• _Your objective_
Transcribe all records exactly.

• _Data section_
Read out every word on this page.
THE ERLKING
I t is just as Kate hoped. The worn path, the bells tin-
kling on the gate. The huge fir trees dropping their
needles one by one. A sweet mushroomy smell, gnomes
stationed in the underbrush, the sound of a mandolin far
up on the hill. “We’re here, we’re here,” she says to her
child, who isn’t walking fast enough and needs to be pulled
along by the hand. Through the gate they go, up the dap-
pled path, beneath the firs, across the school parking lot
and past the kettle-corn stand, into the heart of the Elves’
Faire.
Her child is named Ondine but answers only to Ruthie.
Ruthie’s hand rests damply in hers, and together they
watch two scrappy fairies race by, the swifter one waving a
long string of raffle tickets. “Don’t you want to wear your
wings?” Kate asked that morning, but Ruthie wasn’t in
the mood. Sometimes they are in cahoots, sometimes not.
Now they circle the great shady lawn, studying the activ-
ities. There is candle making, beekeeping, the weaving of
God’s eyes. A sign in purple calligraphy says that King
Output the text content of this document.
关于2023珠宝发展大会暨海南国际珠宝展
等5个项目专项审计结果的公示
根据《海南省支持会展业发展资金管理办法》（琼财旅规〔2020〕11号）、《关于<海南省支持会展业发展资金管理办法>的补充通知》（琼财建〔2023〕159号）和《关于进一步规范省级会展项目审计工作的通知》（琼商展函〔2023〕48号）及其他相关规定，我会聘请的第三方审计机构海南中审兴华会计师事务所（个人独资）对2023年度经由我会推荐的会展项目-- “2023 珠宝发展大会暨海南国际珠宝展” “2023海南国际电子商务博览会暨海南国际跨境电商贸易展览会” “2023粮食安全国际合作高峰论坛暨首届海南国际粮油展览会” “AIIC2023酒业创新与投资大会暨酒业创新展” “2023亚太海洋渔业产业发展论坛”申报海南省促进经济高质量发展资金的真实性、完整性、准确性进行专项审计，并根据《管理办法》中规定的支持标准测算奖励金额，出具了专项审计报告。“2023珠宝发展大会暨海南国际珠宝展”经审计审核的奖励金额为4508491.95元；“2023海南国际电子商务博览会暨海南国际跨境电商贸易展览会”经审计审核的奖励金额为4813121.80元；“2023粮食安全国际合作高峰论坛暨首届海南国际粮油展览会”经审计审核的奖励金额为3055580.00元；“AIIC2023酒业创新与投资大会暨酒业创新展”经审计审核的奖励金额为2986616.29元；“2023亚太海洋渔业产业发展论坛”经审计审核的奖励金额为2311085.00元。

• _Task result_
Read out every word on this page.
THE ERLKING
I t is just as Kate hoped. The worn path, the bells tin-
kling on the gate. The huge fir trees dropping their
needles one by one. A sweet mushroomy smell, gnomes
stationed in the underbrush, the sound of a mandolin far
up on the hill. “We’re here, we’re here,” she says to her
child, who isn’t walking fast enough and needs to be pulled
along by the hand. Through the gate they go, up the dap-
pled path, beneath the firs, across the school parking lot
and past the kettle-corn stand, into the heart of the Elves’
Faire.
Her child is named Ondine but answers only to Ruthie.
Ruthie’s hand rests damply in hers, and together they
watch two scrappy fairies race by, the swifter one waving a
long string of raffle tickets. “Don’t you want to wear your
wings?” Kate asked that morning, but Ruthie wasn’t in
the mood. Sometimes they are in cahoots, sometimes not.
Now they circle the great shady lawn, studying the activ-
ities. There is candle making, beekeeping, the weaving of
God’s eyes. A sign in purple calligraphy says that King
Output the text content of this document.
关于2023珠宝发展大会暨海南国际珠宝展
等5个项目专项审计结果的公示
根据《海南省支持会展业发展资金管理办法》（琼财旅规〔2020〕11号）、《关于<海南省支持会展业发展资金管理办法>的补充通知》（琼财建〔2023〕159号）和《关于进一步规范省级会展项目审计工作的通知》（琼商展函〔2023〕48号）及其他相关规定，我会聘请的第三方审计机构海南中审兴华会计师事务所（个人独资）对2023年度经由我会推荐的会展项目-- “2023 珠宝发展大会暨海南国际珠宝展” “2023海南国际电子商务博览会暨海南国际跨境电商贸易展览会” “2023粮食安全国际合作高峰论坛暨首届海南国际粮油展览会” “AIIC2023酒业创新与投资大会暨酒业创新展” “2023亚太海洋渔业产业发展论坛”申报海南省促进经济高质量发展资金的真实性、完整性、准确性进行专项审计，并根据《管理办法》中规定的支持标准测算奖励金额，出具了专项审计报告。“2023珠宝发展大会暨海南国际珠宝展”经审计审核的奖励金额为4508491.95元；“2023海南国际电子商务博览会暨海南国际跨境电商贸易展览会”经审计审核的奖励金额为4813121.80元；“2023粮食安全国际合作高峰论坛暨首届海南国际粮油展览会”经审计审核的奖励金额为3055580.00元；“AIIC2023酒业创新与投资大会暨酒业创新展”经审计审核的奖励金额为2986616.29元；“2023亚太海洋渔业产业发展论坛”经审计审核的奖励金额为2311085.00元。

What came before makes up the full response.